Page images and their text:
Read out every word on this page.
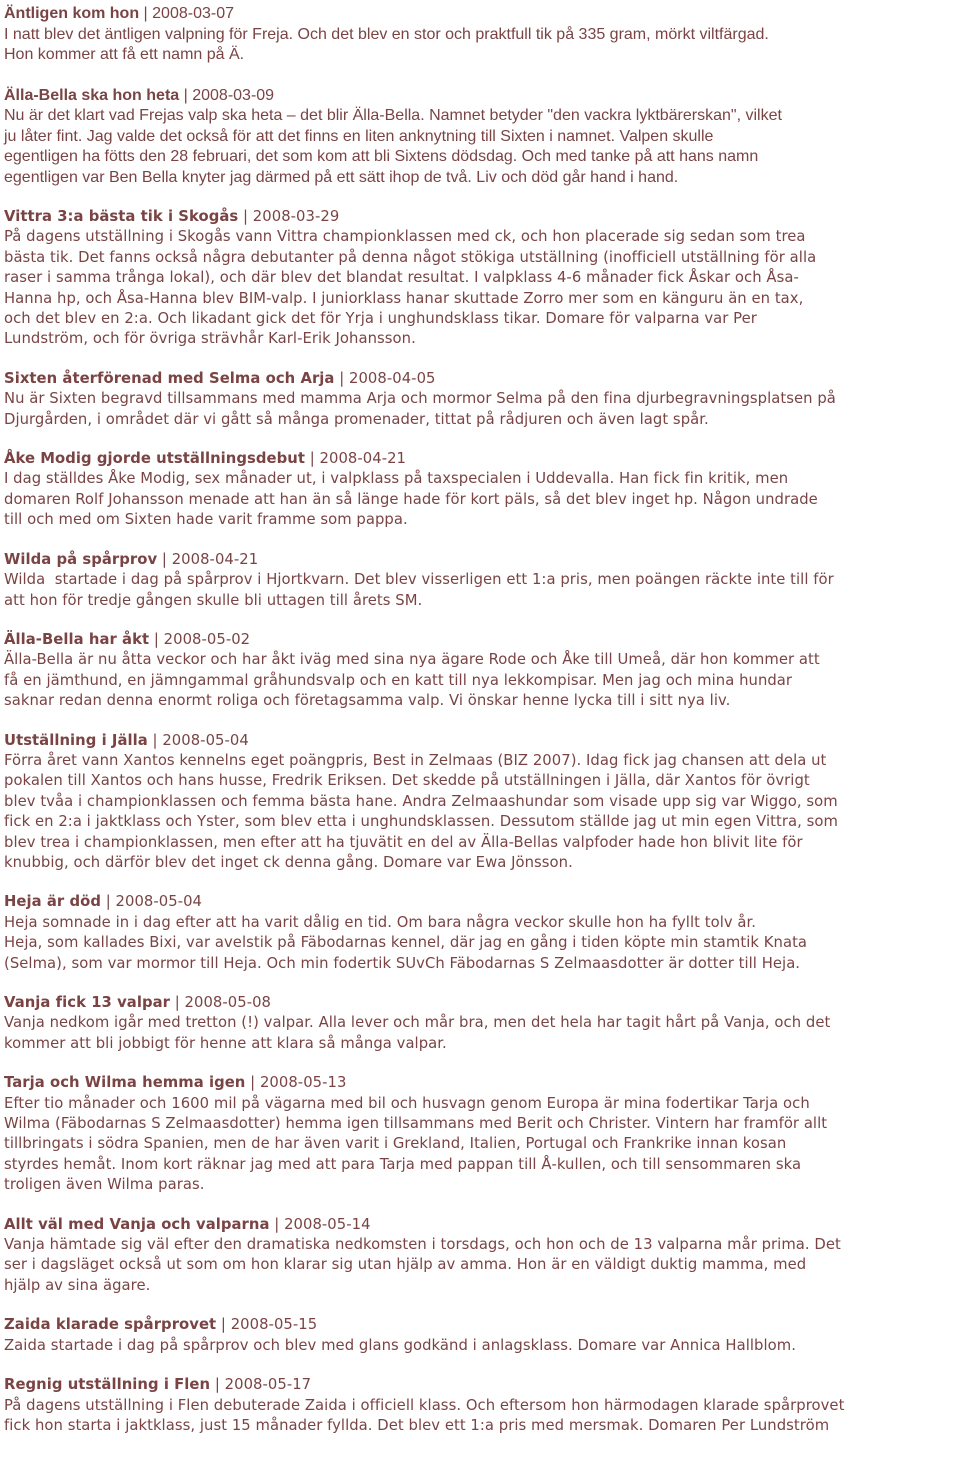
Äntligen kom hon | 2008-03-07

I natt blev det äntligen valpning för Freja. Och det blev en stor och praktfull tik på 335 gram, mörkt viltfärgad.

Hon kommer att få ett namn på Ä.

Älla-Bella ska hon heta | 2008-03-09

Nu är det klart vad Frejas valp ska heta – det blir Älla-Bella. Namnet betyder "den vackra lyktbärerskan", vilket

ju låter fint. Jag valde det också för att det finns en liten anknytning till Sixten i namnet. Valpen skulle

egentligen ha fötts den 28 februari, det som kom att bli Sixtens dödsdag. Och med tanke på att hans namn

egentligen var Ben Bella knyter jag därmed på ett sätt ihop de två. Liv och död går hand i hand.

Vittra 3:a bästa tik i Skogås | 2008-03-29

På dagens utställning i Skogås vann Vittra championklassen med ck, och hon placerade sig sedan som trea

bästa tik. Det fanns också några debutanter på denna något stökiga utställning (inofficiell utställning för alla

raser i samma trånga lokal), och där blev det blandat resultat. I valpklass 4-6 månader fick Åskar och Åsa-

Hanna hp, och Åsa-Hanna blev BIM-valp. I juniorklass hanar skuttade Zorro mer som en känguru än en tax,

och det blev en 2:a. Och likadant gick det för Yrja i unghundsklass tikar. Domare för valparna var Per

Lundström, och för övriga strävhår Karl-Erik Johansson.

Sixten återförenad med Selma och Arja | 2008-04-05

Nu är Sixten begravd tillsammans med mamma Arja och mormor Selma på den fina djurbegravningsplatsen på

Djurgården, i området där vi gått så många promenader, tittat på rådjuren och även lagt spår.

Åke Modig gjorde utställningsdebut | 2008-04-21

I dag ställdes Åke Modig, sex månader ut, i valpklass på taxspecialen i Uddevalla. Han fick fin kritik, men

domaren Rolf Johansson menade att han än så länge hade för kort päls, så det blev inget hp. Någon undrade

till och med om Sixten hade varit framme som pappa.

Wilda på spårprov | 2008-04-21

Wilda  startade i dag på spårprov i Hjortkvarn. Det blev visserligen ett 1:a pris, men poängen räckte inte till för

att hon för tredje gången skulle bli uttagen till årets SM.

Älla-Bella har åkt | 2008-05-02

Älla-Bella är nu åtta veckor och har åkt iväg med sina nya ägare Rode och Åke till Umeå, där hon kommer att

få en jämthund, en jämngammal gråhundsvalp och en katt till nya lekkompisar. Men jag och mina hundar

saknar redan denna enormt roliga och företagsamma valp. Vi önskar henne lycka till i sitt nya liv.

Utställning i Jälla | 2008-05-04

Förra året vann Xantos kennelns eget poängpris, Best in Zelmaas (BIZ 2007). Idag fick jag chansen att dela ut

pokalen till Xantos och hans husse, Fredrik Eriksen. Det skedde på utställningen i Jälla, där Xantos för övrigt

blev tvåa i championklassen och femma bästa hane. Andra Zelmaashundar som visade upp sig var Wiggo, som

fick en 2:a i jaktklass och Yster, som blev etta i unghundsklassen. Dessutom ställde jag ut min egen Vittra, som

blev trea i championklassen, men efter att ha tjuvätit en del av Älla-Bellas valpfoder hade hon blivit lite för

knubbig, och därför blev det inget ck denna gång. Domare var Ewa Jönsson.

Heja är död | 2008-05-04

Heja somnade in i dag efter att ha varit dålig en tid. Om bara några veckor skulle hon ha fyllt tolv år.

Heja, som kallades Bixi, var avelstik på Fäbodarnas kennel, där jag en gång i tiden köpte min stamtik Knata

(Selma), som var mormor till Heja. Och min fodertik SUvCh Fäbodarnas S Zelmaasdotter är dotter till Heja.

Vanja fick 13 valpar | 2008-05-08

Vanja nedkom igår med tretton (!) valpar. Alla lever och mår bra, men det hela har tagit hårt på Vanja, och det

kommer att bli jobbigt för henne att klara så många valpar.

Tarja och Wilma hemma igen | 2008-05-13

Efter tio månader och 1600 mil på vägarna med bil och husvagn genom Europa är mina fodertikar Tarja och

Wilma (Fäbodarnas S Zelmaasdotter) hemma igen tillsammans med Berit och Christer. Vintern har framför allt

tillbringats i södra Spanien, men de har även varit i Grekland, Italien, Portugal och Frankrike innan kosan

styrdes hemåt. Inom kort räknar jag med att para Tarja med pappan till Å-kullen, och till sensommaren ska

troligen även Wilma paras.

Allt väl med Vanja och valparna | 2008-05-14

Vanja hämtade sig väl efter den dramatiska nedkomsten i torsdags, och hon och de 13 valparna mår prima. Det

ser i dagsläget också ut som om hon klarar sig utan hjälp av amma. Hon är en väldigt duktig mamma, med

hjälp av sina ägare.

Zaida klarade spårprovet | 2008-05-15

Zaida startade i dag på spårprov och blev med glans godkänd i anlagsklass. Domare var Annica Hallblom.

Regnig utställning i Flen | 2008-05-17

På dagens utställning i Flen debuterade Zaida i officiell klass. Och eftersom hon härmodagen klarade spårprovet

fick hon starta i jaktklass, just 15 månader fyllda. Det blev ett 1:a pris med mersmak. Domaren Per Lundström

→ What needs to be done: Each of the entries above must be copied exactly, but the pictures stay out.

→ Response for this exercise:
Read out every word on this page.
Äntligen kom hon | 2008-03-07

I natt blev det äntligen valpning för Freja. Och det blev en stor och praktfull tik på 335 gram, mörkt viltfärgad.

Hon kommer att få ett namn på Ä.

Älla-Bella ska hon heta | 2008-03-09

Nu är det klart vad Frejas valp ska heta – det blir Älla-Bella. Namnet betyder "den vackra lyktbärerskan", vilket

ju låter fint. Jag valde det också för att det finns en liten anknytning till Sixten i namnet. Valpen skulle

egentligen ha fötts den 28 februari, det som kom att bli Sixtens dödsdag. Och med tanke på att hans namn

egentligen var Ben Bella knyter jag därmed på ett sätt ihop de två. Liv och död går hand i hand.

Vittra 3:a bästa tik i Skogås | 2008-03-29

På dagens utställning i Skogås vann Vittra championklassen med ck, och hon placerade sig sedan som trea

bästa tik. Det fanns också några debutanter på denna något stökiga utställning (inofficiell utställning för alla

raser i samma trånga lokal), och där blev det blandat resultat. I valpklass 4-6 månader fick Åskar och Åsa-

Hanna hp, och Åsa-Hanna blev BIM-valp. I juniorklass hanar skuttade Zorro mer som en känguru än en tax,

och det blev en 2:a. Och likadant gick det för Yrja i unghundsklass tikar. Domare för valparna var Per

Lundström, och för övriga strävhår Karl-Erik Johansson.

Sixten återförenad med Selma och Arja | 2008-04-05

Nu är Sixten begravd tillsammans med mamma Arja och mormor Selma på den fina djurbegravningsplatsen på

Djurgården, i området där vi gått så många promenader, tittat på rådjuren och även lagt spår.

Åke Modig gjorde utställningsdebut | 2008-04-21

I dag ställdes Åke Modig, sex månader ut, i valpklass på taxspecialen i Uddevalla. Han fick fin kritik, men

domaren Rolf Johansson menade att han än så länge hade för kort päls, så det blev inget hp. Någon undrade

till och med om Sixten hade varit framme som pappa.

Wilda på spårprov | 2008-04-21

Wilda  startade i dag på spårprov i Hjortkvarn. Det blev visserligen ett 1:a pris, men poängen räckte inte till för

att hon för tredje gången skulle bli uttagen till årets SM.

Älla-Bella har åkt | 2008-05-02

Älla-Bella är nu åtta veckor och har åkt iväg med sina nya ägare Rode och Åke till Umeå, där hon kommer att

få en jämthund, en jämngammal gråhundsvalp och en katt till nya lekkompisar. Men jag och mina hundar

saknar redan denna enormt roliga och företagsamma valp. Vi önskar henne lycka till i sitt nya liv.

Utställning i Jälla | 2008-05-04

Förra året vann Xantos kennelns eget poängpris, Best in Zelmaas (BIZ 2007). Idag fick jag chansen att dela ut

pokalen till Xantos och hans husse, Fredrik Eriksen. Det skedde på utställningen i Jälla, där Xantos för övrigt

blev tvåa i championklassen och femma bästa hane. Andra Zelmaashundar som visade upp sig var Wiggo, som

fick en 2:a i jaktklass och Yster, som blev etta i unghundsklassen. Dessutom ställde jag ut min egen Vittra, som

blev trea i championklassen, men efter att ha tjuvätit en del av Älla-Bellas valpfoder hade hon blivit lite för

knubbig, och därför blev det inget ck denna gång. Domare var Ewa Jönsson.

Heja är död | 2008-05-04

Heja somnade in i dag efter att ha varit dålig en tid. Om bara några veckor skulle hon ha fyllt tolv år.

Heja, som kallades Bixi, var avelstik på Fäbodarnas kennel, där jag en gång i tiden köpte min stamtik Knata

(Selma), som var mormor till Heja. Och min fodertik SUvCh Fäbodarnas S Zelmaasdotter är dotter till Heja.

Vanja fick 13 valpar | 2008-05-08

Vanja nedkom igår med tretton (!) valpar. Alla lever och mår bra, men det hela har tagit hårt på Vanja, och det

kommer att bli jobbigt för henne att klara så många valpar.

Tarja och Wilma hemma igen | 2008-05-13

Efter tio månader och 1600 mil på vägarna med bil och husvagn genom Europa är mina fodertikar Tarja och

Wilma (Fäbodarnas S Zelmaasdotter) hemma igen tillsammans med Berit och Christer. Vintern har framför allt

tillbringats i södra Spanien, men de har även varit i Grekland, Italien, Portugal och Frankrike innan kosan

styrdes hemåt. Inom kort räknar jag med att para Tarja med pappan till Å-kullen, och till sensommaren ska

troligen även Wilma paras.

Allt väl med Vanja och valparna | 2008-05-14

Vanja hämtade sig väl efter den dramatiska nedkomsten i torsdags, och hon och de 13 valparna mår prima. Det

ser i dagsläget också ut som om hon klarar sig utan hjälp av amma. Hon är en väldigt duktig mamma, med

hjälp av sina ägare.

Zaida klarade spårprovet | 2008-05-15

Zaida startade i dag på spårprov och blev med glans godkänd i anlagsklass. Domare var Annica Hallblom.

Regnig utställning i Flen | 2008-05-17

På dagens utställning i Flen debuterade Zaida i officiell klass. Och eftersom hon härmodagen klarade spårprovet

fick hon starta i jaktklass, just 15 månader fyllda. Det blev ett 1:a pris med mersmak. Domaren Per Lundström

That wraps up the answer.